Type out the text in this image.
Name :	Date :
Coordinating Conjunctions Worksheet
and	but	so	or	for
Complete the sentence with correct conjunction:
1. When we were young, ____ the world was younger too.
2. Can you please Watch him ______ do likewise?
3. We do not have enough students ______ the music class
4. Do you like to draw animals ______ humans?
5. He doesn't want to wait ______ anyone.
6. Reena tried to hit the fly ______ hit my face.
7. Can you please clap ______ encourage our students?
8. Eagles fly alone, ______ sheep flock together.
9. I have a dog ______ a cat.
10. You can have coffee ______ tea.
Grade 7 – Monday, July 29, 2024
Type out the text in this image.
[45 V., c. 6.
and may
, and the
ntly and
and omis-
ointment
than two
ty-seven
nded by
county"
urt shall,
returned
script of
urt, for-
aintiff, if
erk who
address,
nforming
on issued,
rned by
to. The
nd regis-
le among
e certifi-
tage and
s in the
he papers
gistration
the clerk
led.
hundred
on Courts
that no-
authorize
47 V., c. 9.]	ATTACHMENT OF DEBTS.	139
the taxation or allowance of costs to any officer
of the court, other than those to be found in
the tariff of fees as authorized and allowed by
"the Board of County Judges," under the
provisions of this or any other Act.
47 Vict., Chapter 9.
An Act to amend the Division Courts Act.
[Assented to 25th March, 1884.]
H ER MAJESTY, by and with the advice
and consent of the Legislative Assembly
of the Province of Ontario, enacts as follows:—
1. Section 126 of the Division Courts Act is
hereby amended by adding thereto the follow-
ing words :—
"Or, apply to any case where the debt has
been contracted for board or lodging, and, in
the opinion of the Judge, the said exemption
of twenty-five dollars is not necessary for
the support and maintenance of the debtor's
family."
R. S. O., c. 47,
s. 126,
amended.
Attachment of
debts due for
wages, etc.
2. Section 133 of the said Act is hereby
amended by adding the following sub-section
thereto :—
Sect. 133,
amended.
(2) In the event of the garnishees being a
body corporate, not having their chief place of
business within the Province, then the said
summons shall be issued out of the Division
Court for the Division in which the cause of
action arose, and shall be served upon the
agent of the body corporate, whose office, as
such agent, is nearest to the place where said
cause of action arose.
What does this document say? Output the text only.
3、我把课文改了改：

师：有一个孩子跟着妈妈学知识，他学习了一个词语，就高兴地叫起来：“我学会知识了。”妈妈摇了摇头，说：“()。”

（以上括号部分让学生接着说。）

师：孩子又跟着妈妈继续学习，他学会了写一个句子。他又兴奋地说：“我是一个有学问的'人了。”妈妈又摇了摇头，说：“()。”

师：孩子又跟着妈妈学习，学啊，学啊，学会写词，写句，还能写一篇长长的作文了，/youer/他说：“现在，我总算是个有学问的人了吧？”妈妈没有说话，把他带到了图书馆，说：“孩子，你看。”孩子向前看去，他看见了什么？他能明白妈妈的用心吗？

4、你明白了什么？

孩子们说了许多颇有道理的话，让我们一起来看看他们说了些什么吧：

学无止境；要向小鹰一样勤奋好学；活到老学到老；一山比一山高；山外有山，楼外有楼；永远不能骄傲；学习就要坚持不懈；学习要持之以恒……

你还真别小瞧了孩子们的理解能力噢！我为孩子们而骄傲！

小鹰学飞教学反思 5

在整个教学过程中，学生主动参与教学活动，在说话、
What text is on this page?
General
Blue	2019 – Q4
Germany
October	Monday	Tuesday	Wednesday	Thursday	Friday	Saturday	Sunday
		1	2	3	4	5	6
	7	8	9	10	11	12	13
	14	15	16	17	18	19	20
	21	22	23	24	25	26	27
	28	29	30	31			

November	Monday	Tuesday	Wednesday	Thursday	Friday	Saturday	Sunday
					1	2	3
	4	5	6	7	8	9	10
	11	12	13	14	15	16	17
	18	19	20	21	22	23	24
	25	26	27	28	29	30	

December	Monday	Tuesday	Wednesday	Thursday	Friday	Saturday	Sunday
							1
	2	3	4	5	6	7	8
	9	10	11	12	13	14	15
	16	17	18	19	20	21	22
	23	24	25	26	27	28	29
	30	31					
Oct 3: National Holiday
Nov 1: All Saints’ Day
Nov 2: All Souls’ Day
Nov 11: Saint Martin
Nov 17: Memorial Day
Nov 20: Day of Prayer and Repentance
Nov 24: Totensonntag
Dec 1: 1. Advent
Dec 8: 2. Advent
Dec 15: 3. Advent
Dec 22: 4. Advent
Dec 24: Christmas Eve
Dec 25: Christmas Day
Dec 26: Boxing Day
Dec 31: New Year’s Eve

------

Write out, word for word, the line containing "What does this" and every line after it to the end of the data above.

§ CORRECT RESPONSE
What does this document say? Output the text only.
3、我把课文改了改：

师：有一个孩子跟着妈妈学知识，他学习了一个词语，就高兴地叫起来：“我学会知识了。”妈妈摇了摇头，说：“()。”

（以上括号部分让学生接着说。）

师：孩子又跟着妈妈继续学习，他学会了写一个句子。他又兴奋地说：“我是一个有学问的'人了。”妈妈又摇了摇头，说：“()。”

师：孩子又跟着妈妈学习，学啊，学啊，学会写词，写句，还能写一篇长长的作文了，/youer/他说：“现在，我总算是个有学问的人了吧？”妈妈没有说话，把他带到了图书馆，说：“孩子，你看。”孩子向前看去，他看见了什么？他能明白妈妈的用心吗？

4、你明白了什么？

孩子们说了许多颇有道理的话，让我们一起来看看他们说了些什么吧：

学无止境；要向小鹰一样勤奋好学；活到老学到老；一山比一山高；山外有山，楼外有楼；永远不能骄傲；学习就要坚持不懈；学习要持之以恒……

你还真别小瞧了孩子们的理解能力噢！我为孩子们而骄傲！

小鹰学飞教学反思 5

在整个教学过程中，学生主动参与教学活动，在说话、
What text is on this page?
General
Blue	2019 – Q4
Germany
October	Monday	Tuesday	Wednesday	Thursday	Friday	Saturday	Sunday
		1	2	3	4	5	6
	7	8	9	10	11	12	13
	14	15	16	17	18	19	20
	21	22	23	24	25	26	27
	28	29	30	31			

November	Monday	Tuesday	Wednesday	Thursday	Friday	Saturday	Sunday
					1	2	3
	4	5	6	7	8	9	10
	11	12	13	14	15	16	17
	18	19	20	21	22	23	24
	25	26	27	28	29	30	

December	Monday	Tuesday	Wednesday	Thursday	Friday	Saturday	Sunday
							1
	2	3	4	5	6	7	8
	9	10	11	12	13	14	15
	16	17	18	19	20	21	22
	23	24	25	26	27	28	29
	30	31					
Oct 3: National Holiday
Nov 1: All Saints’ Day
Nov 2: All Souls’ Day
Nov 11: Saint Martin
Nov 17: Memorial Day
Nov 20: Day of Prayer and Repentance
Nov 24: Totensonntag
Dec 1: 1. Advent
Dec 8: 2. Advent
Dec 15: 3. Advent
Dec 22: 4. Advent
Dec 24: Christmas Eve
Dec 25: Christmas Day
Dec 26: Boxing Day
Dec 31: New Year’s Eve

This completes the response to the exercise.